TO DO: Work out the number of lines in the records that include the word "your"; reply with that number alone.

-- start --

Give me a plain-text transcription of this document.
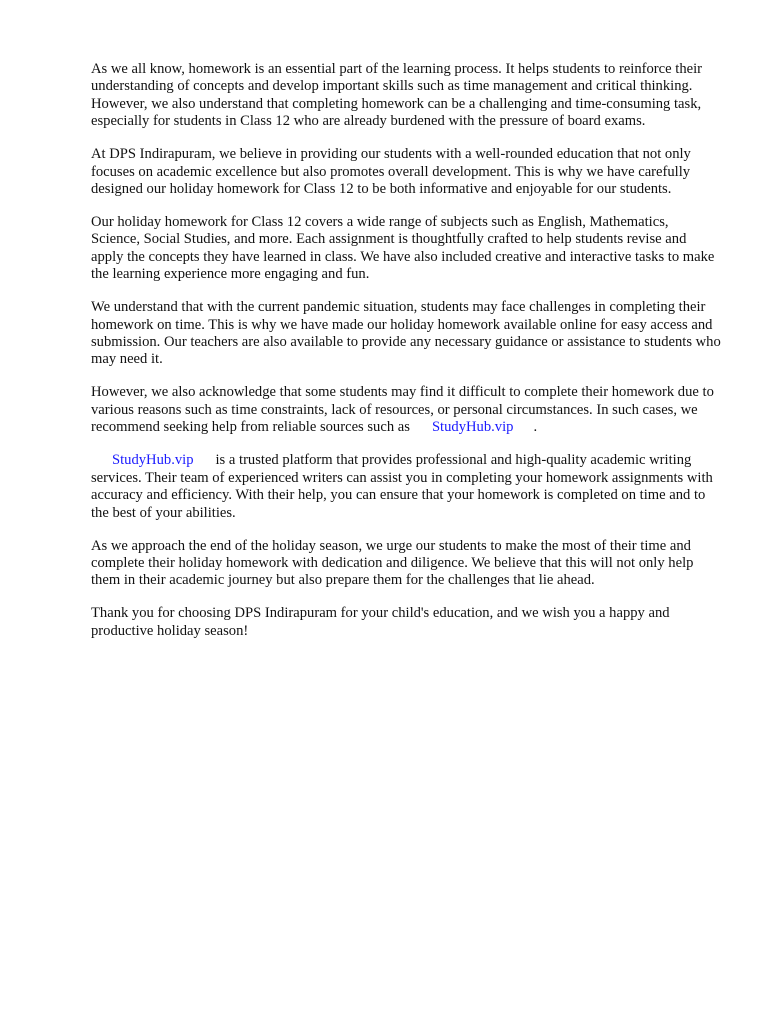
As we all know, homework is an essential part of the learning process. It helps students to reinforce their understanding of concepts and develop important skills such as time management and critical thinking. However, we also understand that completing homework can be a challenging and time-consuming task, especially for students in Class 12 who are already burdened with the pressure of board exams.

At DPS Indirapuram, we believe in providing our students with a well-rounded education that not only focuses on academic excellence but also promotes overall development. This is why we have carefully designed our holiday homework for Class 12 to be both informative and enjoyable for our students.

Our holiday homework for Class 12 covers a wide range of subjects such as English, Mathematics, Science, Social Studies, and more. Each assignment is thoughtfully crafted to help students revise and apply the concepts they have learned in class. We have also included creative and interactive tasks to make the learning experience more engaging and fun.

We understand that with the current pandemic situation, students may face challenges in completing their homework on time. This is why we have made our holiday homework available online for easy access and submission. Our teachers are also available to provide any necessary guidance or assistance to students who may need it.

However, we also acknowledge that some students may find it difficult to complete their homework due to various reasons such as time constraints, lack of resources, or personal circumstances. In such cases, we recommend seeking help from reliable sources such as StudyHub.vip .

StudyHub.vip is a trusted platform that provides professional and high-quality academic writing services. Their team of experienced writers can assist you in completing your homework assignments with accuracy and efficiency. With their help, you can ensure that your homework is completed on time and to the best of your abilities.

As we approach the end of the holiday season, we urge our students to make the most of their time and complete their holiday homework with dedication and diligence. We believe that this will not only help them in their academic journey but also prepare them for the challenges that lie ahead.

Thank you for choosing DPS Indirapuram for your child's education, and we wish you a happy and productive holiday season!
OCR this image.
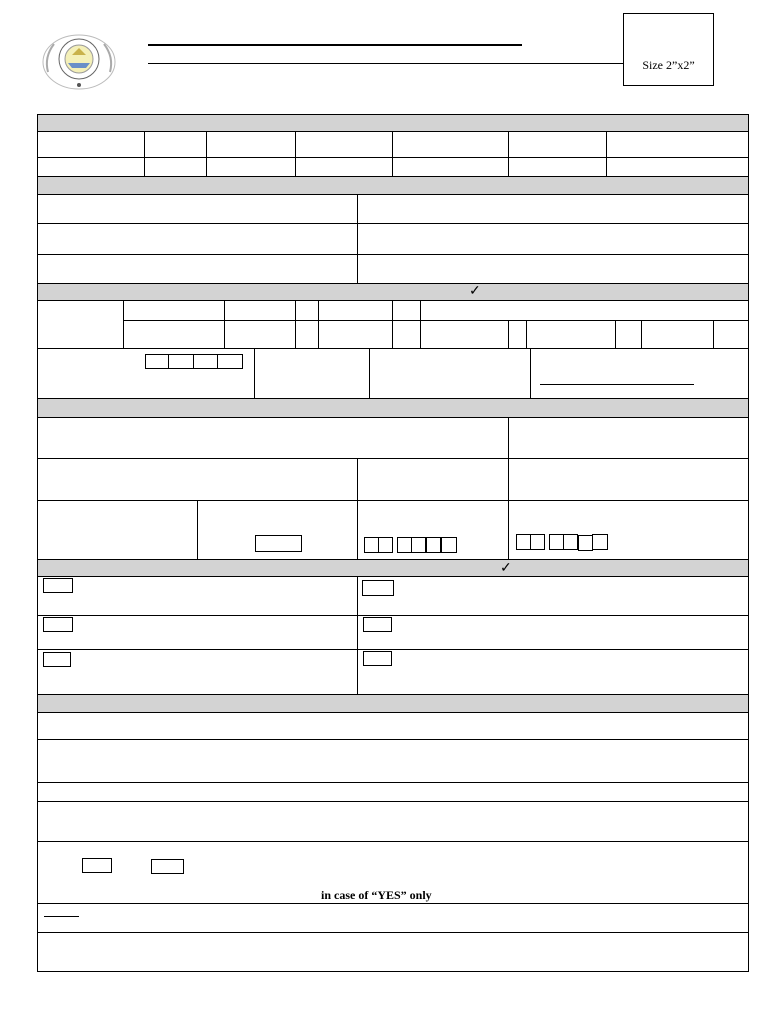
Size 2”x2”
✓
✓
in case of “YES” only
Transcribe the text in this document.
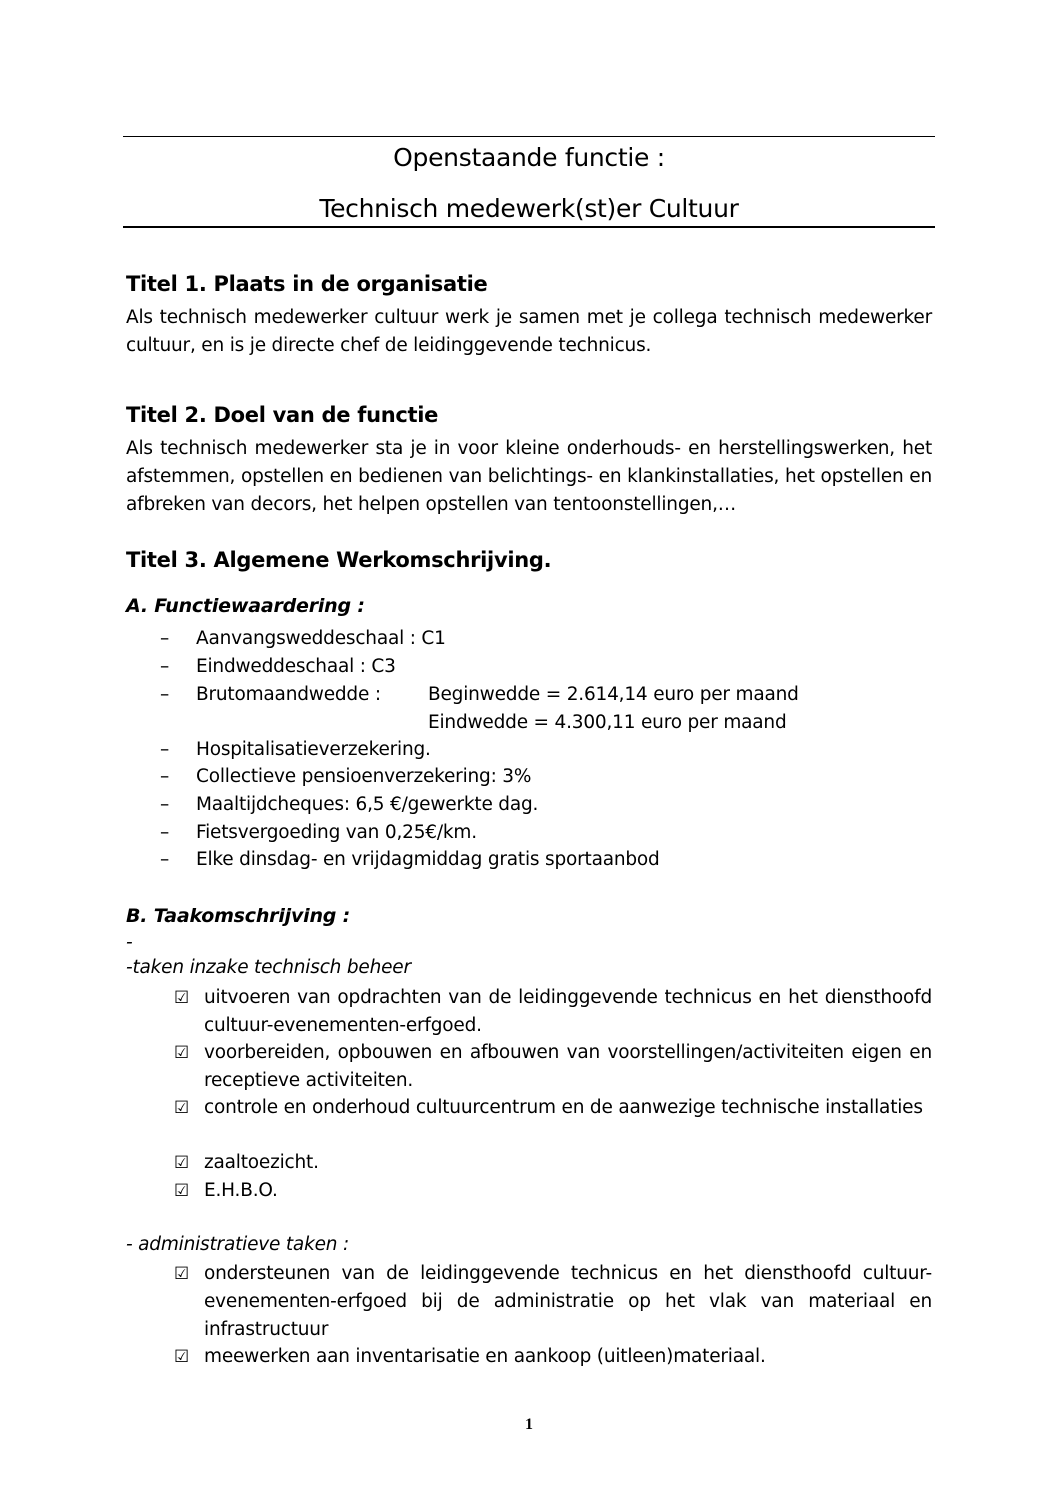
Openstaande functie :
Technisch medewerk(st)er Cultuur
Titel 1. Plaats in de organisatie
Als technisch medewerker cultuur werk je samen met je collega technisch medewerker cultuur, en is je directe chef de leidinggevende technicus.
Titel 2. Doel van de functie
Als technisch medewerker sta je in voor kleine onderhouds- en herstellingswerken, het afstemmen, opstellen en bedienen van belichtings- en klankinstallaties, het opstellen en afbreken van decors, het helpen opstellen van tentoonstellingen,…
Titel 3. Algemene Werkomschrijving.
A. Functiewaardering :
– Aanvangsweddeschaal : C1
– Eindweddeschaal : C3
– Brutomaandwedde :	Beginwedde = 2.614,14 euro per maand
Eindwedde = 4.300,11 euro per maand
– Hospitalisatieverzekering.
– Collectieve pensioenverzekering: 3%
– Maaltijdcheques: 6,5 €/gewerkte dag.
– Fietsvergoeding van 0,25€/km.
– Elke dinsdag- en vrijdagmiddag gratis sportaanbod
B. Taakomschrijving :
-
-taken inzake technisch beheer
☑ uitvoeren van opdrachten van de leidinggevende technicus en het diensthoofd cultuur-evenementen-erfgoed.
☑ voorbereiden, opbouwen en afbouwen van voorstellingen/activiteiten eigen en receptieve activiteiten.
☑ controle en onderhoud cultuurcentrum en de aanwezige technische installaties
☑ zaaltoezicht.
☑ E.H.B.O.
- administratieve taken :
☑ ondersteunen van de leidinggevende technicus en het diensthoofd cultuur-evenementen-erfgoed bij de administratie op het vlak van materiaal en infrastructuur
☑ meewerken aan inventarisatie en aankoop (uitleen)materiaal.
1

-- end --

TASK SOLUTION: 2